§ **INPUT MATERIAL**

##########

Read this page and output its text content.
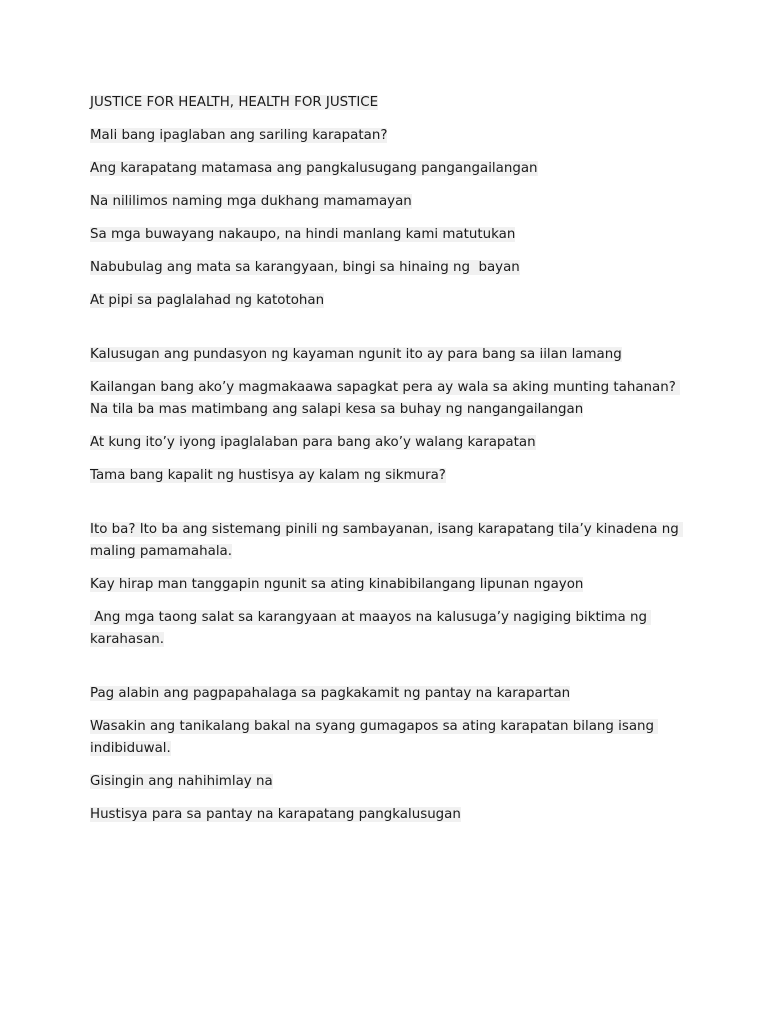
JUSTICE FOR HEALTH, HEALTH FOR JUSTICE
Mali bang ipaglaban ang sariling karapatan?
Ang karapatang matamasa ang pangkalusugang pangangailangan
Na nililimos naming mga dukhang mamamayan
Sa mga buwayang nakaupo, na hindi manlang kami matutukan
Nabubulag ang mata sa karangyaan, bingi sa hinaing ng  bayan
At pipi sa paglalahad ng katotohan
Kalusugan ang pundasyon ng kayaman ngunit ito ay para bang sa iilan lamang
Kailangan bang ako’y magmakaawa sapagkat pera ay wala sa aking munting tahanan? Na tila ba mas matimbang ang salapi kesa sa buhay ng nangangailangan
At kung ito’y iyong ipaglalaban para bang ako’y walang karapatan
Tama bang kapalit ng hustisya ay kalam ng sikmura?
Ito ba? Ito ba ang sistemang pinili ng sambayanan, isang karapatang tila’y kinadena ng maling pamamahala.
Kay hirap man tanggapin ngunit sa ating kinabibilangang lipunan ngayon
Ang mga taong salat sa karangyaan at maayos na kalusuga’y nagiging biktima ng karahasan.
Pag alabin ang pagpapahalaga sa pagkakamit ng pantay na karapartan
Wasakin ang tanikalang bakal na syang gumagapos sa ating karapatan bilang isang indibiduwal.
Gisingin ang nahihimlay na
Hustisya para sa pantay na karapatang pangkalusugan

##########

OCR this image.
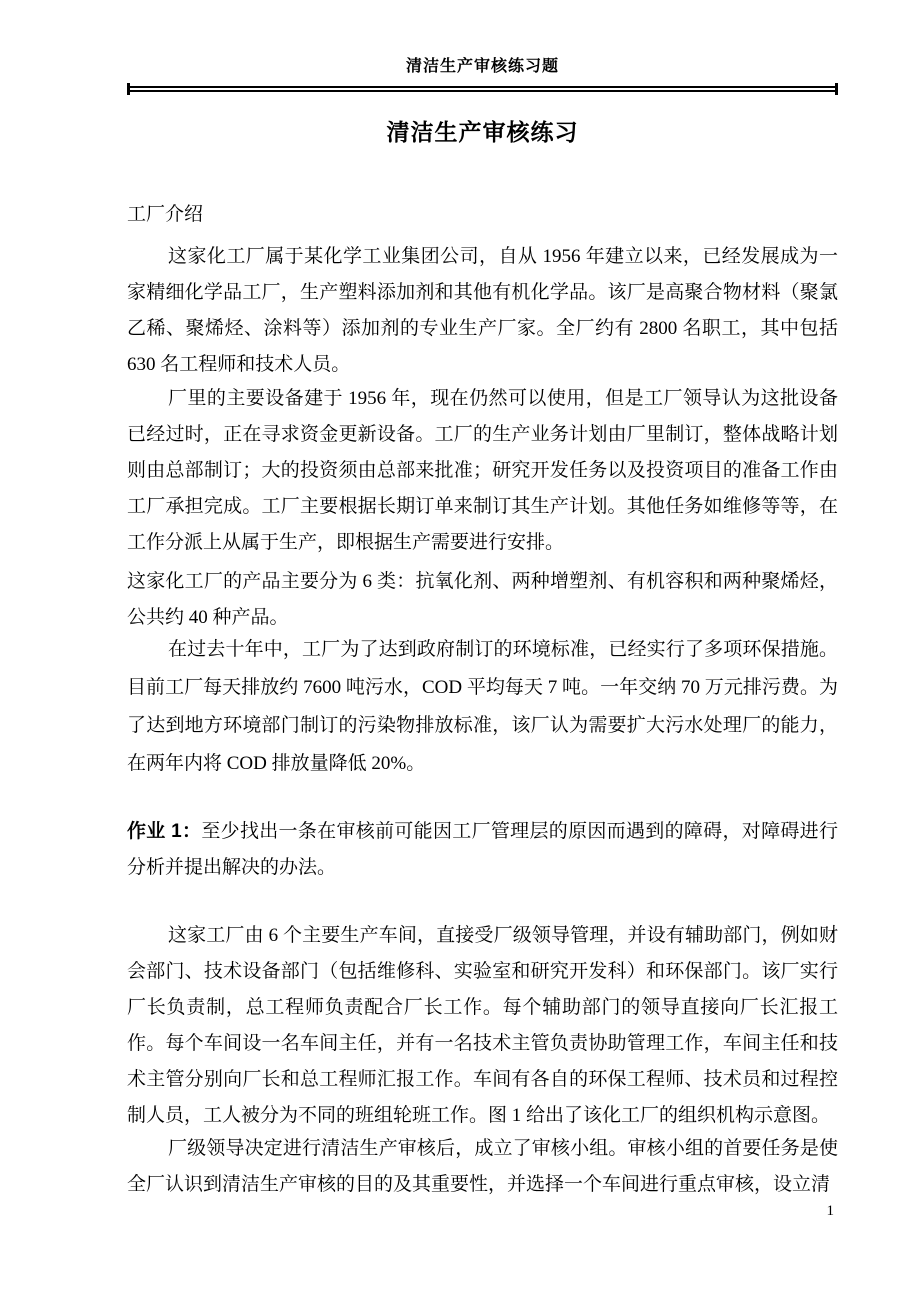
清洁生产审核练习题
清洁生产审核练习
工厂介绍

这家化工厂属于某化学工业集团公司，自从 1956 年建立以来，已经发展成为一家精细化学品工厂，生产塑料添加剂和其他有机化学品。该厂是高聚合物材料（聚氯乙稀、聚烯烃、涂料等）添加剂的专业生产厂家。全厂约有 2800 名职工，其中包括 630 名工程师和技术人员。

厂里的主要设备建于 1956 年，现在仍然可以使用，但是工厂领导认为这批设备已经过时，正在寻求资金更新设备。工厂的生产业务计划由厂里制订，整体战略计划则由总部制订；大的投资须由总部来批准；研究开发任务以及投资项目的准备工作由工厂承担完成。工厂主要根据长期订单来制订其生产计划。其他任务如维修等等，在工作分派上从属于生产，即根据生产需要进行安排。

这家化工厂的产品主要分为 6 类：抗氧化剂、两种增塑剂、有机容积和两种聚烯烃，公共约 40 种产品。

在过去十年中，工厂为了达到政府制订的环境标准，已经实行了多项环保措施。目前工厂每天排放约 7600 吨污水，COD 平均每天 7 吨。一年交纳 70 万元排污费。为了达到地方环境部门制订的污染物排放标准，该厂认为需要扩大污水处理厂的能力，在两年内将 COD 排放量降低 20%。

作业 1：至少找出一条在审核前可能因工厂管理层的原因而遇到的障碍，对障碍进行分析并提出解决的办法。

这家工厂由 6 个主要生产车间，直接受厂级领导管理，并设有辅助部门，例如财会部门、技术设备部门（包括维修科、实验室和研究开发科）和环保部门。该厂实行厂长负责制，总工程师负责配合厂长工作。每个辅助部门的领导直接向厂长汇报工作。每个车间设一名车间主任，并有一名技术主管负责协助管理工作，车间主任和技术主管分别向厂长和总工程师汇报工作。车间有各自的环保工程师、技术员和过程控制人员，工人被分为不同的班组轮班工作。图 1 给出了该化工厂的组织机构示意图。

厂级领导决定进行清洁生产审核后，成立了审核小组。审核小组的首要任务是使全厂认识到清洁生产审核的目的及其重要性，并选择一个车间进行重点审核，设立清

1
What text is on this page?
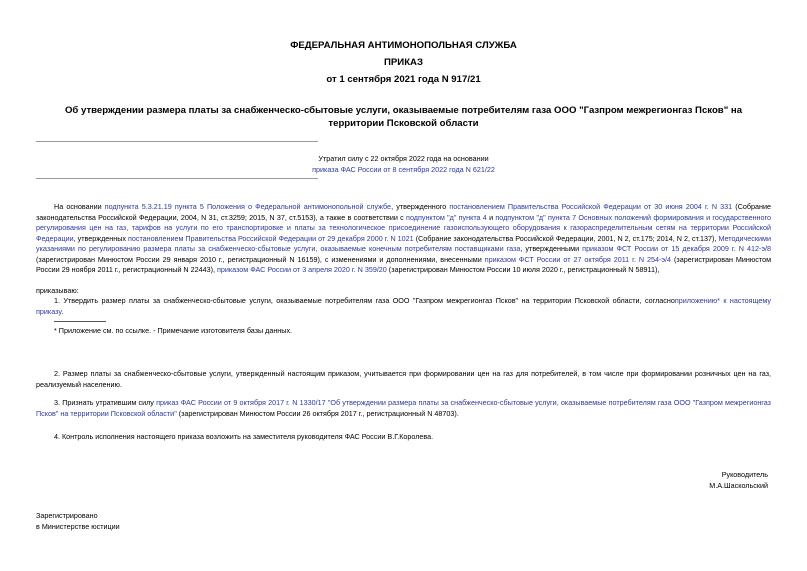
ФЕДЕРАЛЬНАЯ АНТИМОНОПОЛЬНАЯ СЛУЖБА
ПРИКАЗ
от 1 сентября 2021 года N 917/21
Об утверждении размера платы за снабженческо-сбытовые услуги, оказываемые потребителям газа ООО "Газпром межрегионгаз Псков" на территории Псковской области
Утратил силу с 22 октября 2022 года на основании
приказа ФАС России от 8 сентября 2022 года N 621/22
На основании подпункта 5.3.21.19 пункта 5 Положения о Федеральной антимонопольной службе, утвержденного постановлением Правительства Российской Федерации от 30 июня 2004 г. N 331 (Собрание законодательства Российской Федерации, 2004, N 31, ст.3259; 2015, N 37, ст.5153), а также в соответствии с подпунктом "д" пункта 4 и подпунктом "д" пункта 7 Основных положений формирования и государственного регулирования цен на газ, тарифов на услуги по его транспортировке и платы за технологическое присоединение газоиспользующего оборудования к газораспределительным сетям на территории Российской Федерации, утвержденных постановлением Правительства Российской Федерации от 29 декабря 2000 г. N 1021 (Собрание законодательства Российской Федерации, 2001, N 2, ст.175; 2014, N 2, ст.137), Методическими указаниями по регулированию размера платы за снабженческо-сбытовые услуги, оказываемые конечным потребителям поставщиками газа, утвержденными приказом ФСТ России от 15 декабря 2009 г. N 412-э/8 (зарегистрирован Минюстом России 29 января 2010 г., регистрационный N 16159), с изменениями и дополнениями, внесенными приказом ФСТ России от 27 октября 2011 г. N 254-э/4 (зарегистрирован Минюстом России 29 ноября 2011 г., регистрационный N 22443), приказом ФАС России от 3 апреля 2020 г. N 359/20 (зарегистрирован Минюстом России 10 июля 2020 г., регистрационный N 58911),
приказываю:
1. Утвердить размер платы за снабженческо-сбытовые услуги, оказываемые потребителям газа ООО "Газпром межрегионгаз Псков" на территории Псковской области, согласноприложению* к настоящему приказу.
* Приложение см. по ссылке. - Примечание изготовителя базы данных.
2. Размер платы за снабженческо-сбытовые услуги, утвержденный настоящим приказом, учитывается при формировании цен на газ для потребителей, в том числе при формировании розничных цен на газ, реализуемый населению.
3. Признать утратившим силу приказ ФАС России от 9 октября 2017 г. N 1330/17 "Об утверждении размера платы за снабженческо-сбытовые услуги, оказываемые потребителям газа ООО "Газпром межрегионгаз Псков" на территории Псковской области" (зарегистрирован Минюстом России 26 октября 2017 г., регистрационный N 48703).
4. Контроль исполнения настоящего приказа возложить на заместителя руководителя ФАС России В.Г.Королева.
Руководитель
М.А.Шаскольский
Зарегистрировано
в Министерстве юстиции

##########

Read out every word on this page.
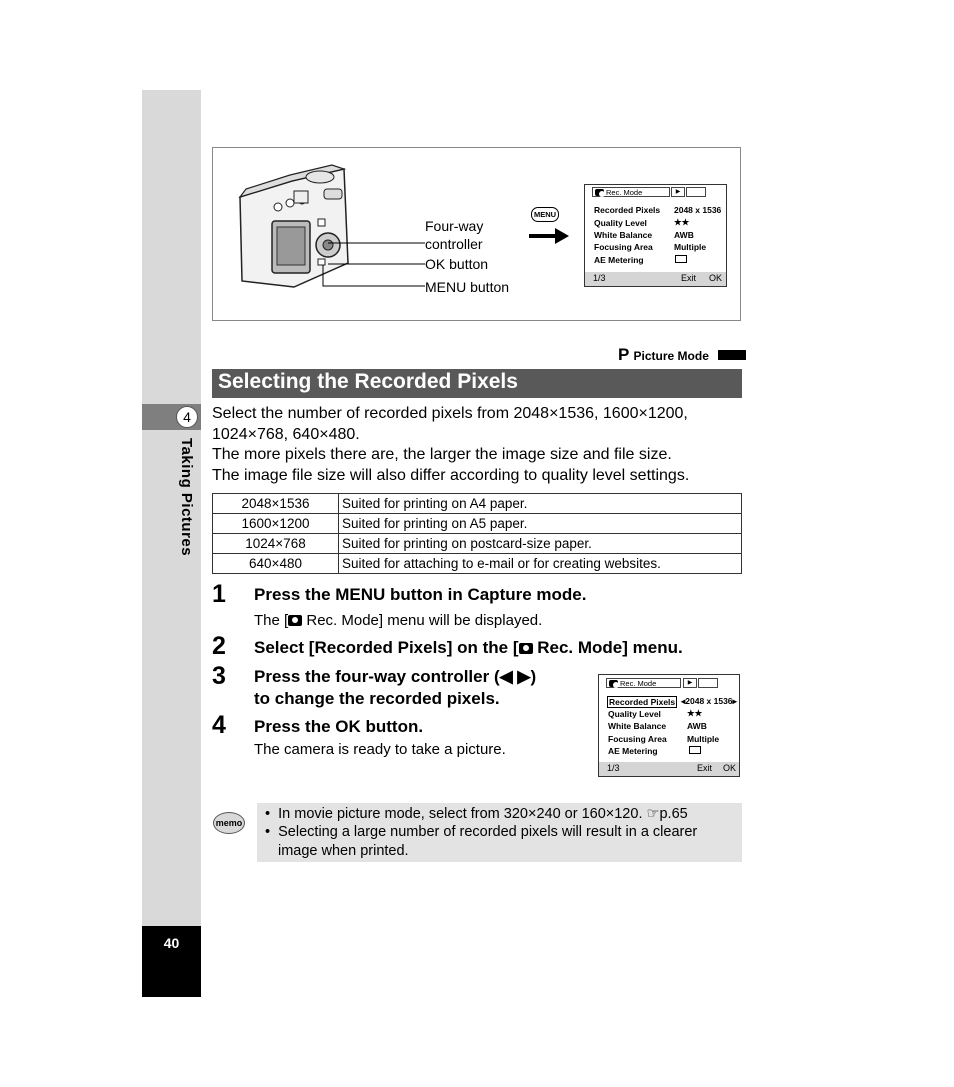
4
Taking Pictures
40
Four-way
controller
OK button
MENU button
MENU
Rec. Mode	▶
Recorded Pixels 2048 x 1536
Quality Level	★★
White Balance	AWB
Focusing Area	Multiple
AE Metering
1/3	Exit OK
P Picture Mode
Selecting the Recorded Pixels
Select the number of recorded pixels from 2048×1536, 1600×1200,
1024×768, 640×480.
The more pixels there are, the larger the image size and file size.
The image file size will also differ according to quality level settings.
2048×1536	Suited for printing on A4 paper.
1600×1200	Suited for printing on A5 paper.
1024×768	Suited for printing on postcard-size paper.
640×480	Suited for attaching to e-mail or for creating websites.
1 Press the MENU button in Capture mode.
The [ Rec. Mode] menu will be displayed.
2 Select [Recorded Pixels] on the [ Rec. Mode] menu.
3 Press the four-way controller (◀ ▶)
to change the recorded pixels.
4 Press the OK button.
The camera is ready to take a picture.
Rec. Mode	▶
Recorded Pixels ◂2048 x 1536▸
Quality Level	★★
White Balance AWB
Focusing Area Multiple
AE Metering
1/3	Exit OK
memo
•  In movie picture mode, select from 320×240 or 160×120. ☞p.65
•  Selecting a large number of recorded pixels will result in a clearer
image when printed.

##########

§ **TASK REQUIREMENTS**
Which lines contain "сентября"? Copy each of them out.

§ **CORRECT OUTPUT**
от 1 сентября 2021 года N 917/21
приказа ФАС России от 8 сентября 2022 года N 621/22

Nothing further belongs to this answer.